## Exercise task
Below are the entries; state how many of their lines contain the string "открыто", and nothing more.

## Supplied records
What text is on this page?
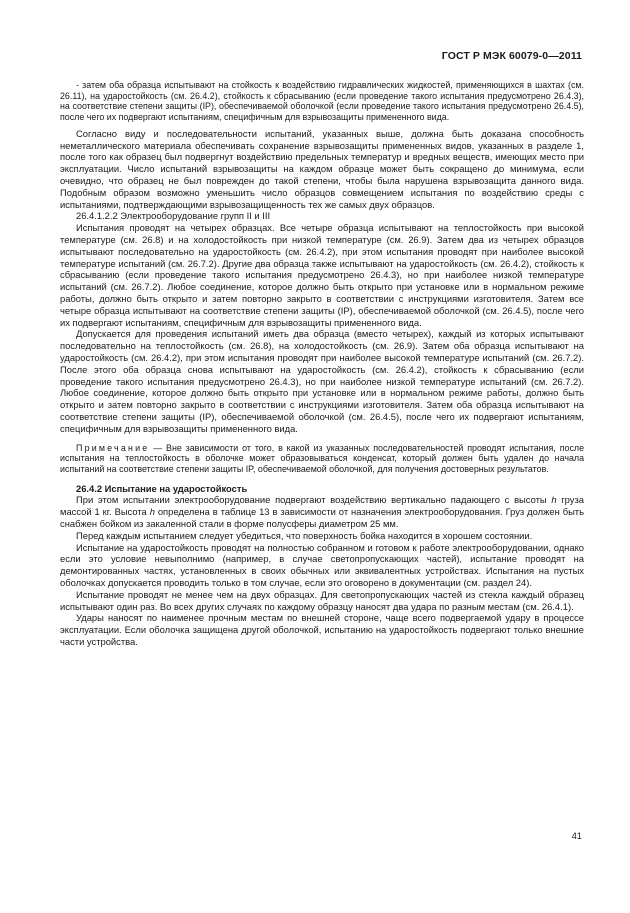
ГОСТ Р МЭК 60079-0—2011

- затем оба образца испытывают на стойкость к воздействию гидравлических жидкостей, применяющихся в шахтах (см. 26.11), на ударостойкость (см. 26.4.2), стойкость к сбрасыванию (если проведение такого испытания предусмотрено 26.4.3), на соответствие степени защиты (IP), обеспечиваемой оболочкой (если проведение такого испытания предусмотрено 26.4.5), после чего их подвергают испытаниям, специфичным для взрывозащиты примененного вида.

Согласно виду и последовательности испытаний, указанных выше, должна быть доказана способность неметаллического материала обеспечивать сохранение взрывозащиты примененных видов, указанных в разделе 1, после того как образец был подвергнут воздействию предельных температур и вредных веществ, имеющих место при эксплуатации. Число испытаний взрывозащиты на каждом образце может быть сокращено до минимума, если очевидно, что образец не был поврежден до такой степени, чтобы была нарушена взрывозащита данного вида. Подобным образом возможно уменьшить число образцов совмещением испытания по воздействию среды с испытаниями, подтверждающими взрывозащищенность тех же самых двух образцов.

26.4.1.2.2 Электрооборудование групп II и III

Испытания проводят на четырех образцах. Все четыре образца испытывают на теплостойкость при высокой температуре (см. 26.8) и на холодостойкость при низкой температуре (см. 26.9). Затем два из четырех образцов испытывают последовательно на ударостойкость (см. 26.4.2), при этом испытания проводят при наиболее высокой температуре испытаний (см. 26.7.2). Другие два образца также испытывают на ударостойкость (см. 26.4.2), стойкость к сбрасыванию (если проведение такого испытания предусмотрено 26.4.3), но при наиболее низкой температуре испытаний (см. 26.7.2). Любое соединение, которое должно быть открыто при установке или в нормальном режиме работы, должно быть открыто и затем повторно закрыто в соответствии с инструкциями изготовителя. Затем все четыре образца испытывают на соответствие степени защиты (IP), обеспечиваемой оболочкой (см. 26.4.5), после чего их подвергают испытаниям, специфичным для взрывозащиты примененного вида.

Допускается для проведения испытаний иметь два образца (вместо четырех), каждый из которых испытывают последовательно на теплостойкость (см. 26.8), на холодостойкость (см. 26.9). Затем оба образца испытывают на ударостойкость (см. 26.4.2), при этом испытания проводят при наиболее высокой температуре испытаний (см. 26.7.2). После этого оба образца снова испытывают на ударостойкость (см. 26.4.2), стойкость к сбрасыванию (если проведение такого испытания предусмотрено 26.4.3), но при наиболее низкой температуре испытаний (см. 26.7.2). Любое соединение, которое должно быть открыто при установке или в нормальном режиме работы, должно быть открыто и затем повторно закрыто в соответствии с инструкциями изготовителя. Затем оба образца испытывают на соответствие степени защиты (IP), обеспечиваемой оболочкой (см. 26.4.5), после чего их подвергают испытаниям, специфичным для взрывозащиты примененного вида.

Примечание — Вне зависимости от того, в какой из указанных последовательностей проводят испытания, после испытания на теплостойкость в оболочке может образовываться конденсат, который должен быть удален до начала испытаний на соответствие степени защиты IP, обеспечиваемой оболочкой, для получения достоверных результатов.

26.4.2 Испытание на ударостойкость

При этом испытании электрооборудование подвергают воздействию вертикально падающего с высоты h груза массой 1 кг. Высота h определена в таблице 13 в зависимости от назначения электрооборудования. Груз должен быть снабжен бойком из закаленной стали в форме полусферы диаметром 25 мм.

Перед каждым испытанием следует убедиться, что поверхность бойка находится в хорошем состоянии.

Испытание на ударостойкость проводят на полностью собранном и готовом к работе электрооборудовании, однако если это условие невыполнимо (например, в случае светопропускающих частей), испытание проводят на демонтированных частях, установленных в своих обычных или эквивалентных устройствах. Испытания на пустых оболочках допускается проводить только в том случае, если это оговорено в документации (см. раздел 24).

Испытание проводят не менее чем на двух образцах. Для светопропускающих частей из стекла каждый образец испытывают один раз. Во всех других случаях по каждому образцу наносят два удара по разным местам (см. 26.4.1).

Удары наносят по наименее прочным местам по внешней стороне, чаще всего подвергаемой удару в процессе эксплуатации. Если оболочка защищена другой оболочкой, испытанию на ударостойкость подвергают только внешние части устройства.

41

## Solution to the exercise
2